Your instructions: Copy out each line containing "Statistics" from the entries below.

[Rows from a dataset]
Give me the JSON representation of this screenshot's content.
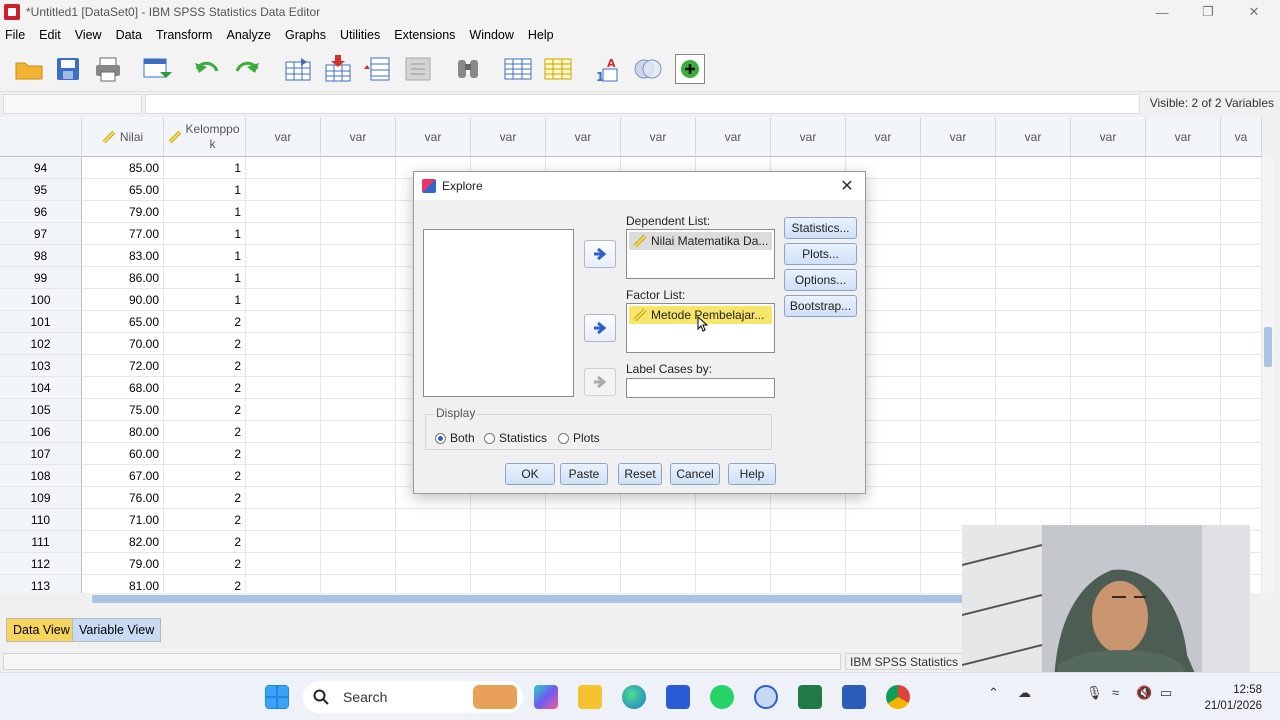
{
  "window": {
    "title": "*Untitled1 [DataSet0] - IBM SPSS Statistics Data Editor"
  },
  "menu": [
    "File",
    "Edit",
    "View",
    "Data",
    "Transform",
    "Analyze",
    "Graphs",
    "Utilities",
    "Extensions",
    "Window",
    "Help"
  ],
  "toolbar_icons": [
    "open-folder-icon",
    "save-icon",
    "print-icon",
    "recall-dialog-icon",
    "undo-icon",
    "redo-icon",
    "goto-case-icon",
    "goto-variable-icon",
    "variables-icon",
    "run-descriptives-icon",
    "find-icon",
    "split-file-icon",
    "select-cases-icon",
    "value-labels-icon",
    "use-sets-icon",
    "show-all-variables-icon"
  ],
  "info_bar": {
    "visible": "Visible: 2 of 2 Variables"
  },
  "grid": {
    "columns": [
      "Nilai",
      "Kelomppok",
      "var",
      "var",
      "var",
      "var",
      "var",
      "var",
      "var",
      "var",
      "var",
      "var",
      "var",
      "var",
      "var",
      "var",
      "va"
    ],
    "rows": [
      {
        "n": "94",
        "nilai": "85.00",
        "kel": "1"
      },
      {
        "n": "95",
        "nilai": "65.00",
        "kel": "1"
      },
      {
        "n": "96",
        "nilai": "79.00",
        "kel": "1"
      },
      {
        "n": "97",
        "nilai": "77.00",
        "kel": "1"
      },
      {
        "n": "98",
        "nilai": "83.00",
        "kel": "1"
      },
      {
        "n": "99",
        "nilai": "86.00",
        "kel": "1"
      },
      {
        "n": "100",
        "nilai": "90.00",
        "kel": "1"
      },
      {
        "n": "101",
        "nilai": "65.00",
        "kel": "2"
      },
      {
        "n": "102",
        "nilai": "70.00",
        "kel": "2"
      },
      {
        "n": "103",
        "nilai": "72.00",
        "kel": "2"
      },
      {
        "n": "104",
        "nilai": "68.00",
        "kel": "2"
      },
      {
        "n": "105",
        "nilai": "75.00",
        "kel": "2"
      },
      {
        "n": "106",
        "nilai": "80.00",
        "kel": "2"
      },
      {
        "n": "107",
        "nilai": "60.00",
        "kel": "2"
      },
      {
        "n": "108",
        "nilai": "67.00",
        "kel": "2"
      },
      {
        "n": "109",
        "nilai": "76.00",
        "kel": "2"
      },
      {
        "n": "110",
        "nilai": "71.00",
        "kel": "2"
      },
      {
        "n": "111",
        "nilai": "82.00",
        "kel": "2"
      },
      {
        "n": "112",
        "nilai": "79.00",
        "kel": "2"
      },
      {
        "n": "113",
        "nilai": "81.00",
        "kel": "2"
      }
    ]
  },
  "tabs": {
    "data_view": "Data View",
    "variable_view": "Variable View"
  },
  "status": {
    "processor": "IBM SPSS Statistics"
  },
  "dialog": {
    "title": "Explore",
    "dependent_label": "Dependent List:",
    "dependent_item": "Nilai Matematika Da...",
    "factor_label": "Factor List:",
    "factor_item": "Metode Pembelajar...",
    "label_cases": "Label Cases by:",
    "side_buttons": [
      "Statistics...",
      "Plots...",
      "Options...",
      "Bootstrap..."
    ],
    "display": {
      "legend": "Display",
      "options": [
        "Both",
        "Statistics",
        "Plots"
      ],
      "selected": "Both"
    },
    "buttons": [
      "OK",
      "Paste",
      "Reset",
      "Cancel",
      "Help"
    ]
  },
  "taskbar": {
    "search": "Search",
    "time": "12:58",
    "date": "21/01/2026"
  }
}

Response:
    "title": "*Untitled1 [DataSet0] - IBM SPSS Statistics Data Editor"
    "processor": "IBM SPSS Statistics"
      "Statistics...",
        "Statistics",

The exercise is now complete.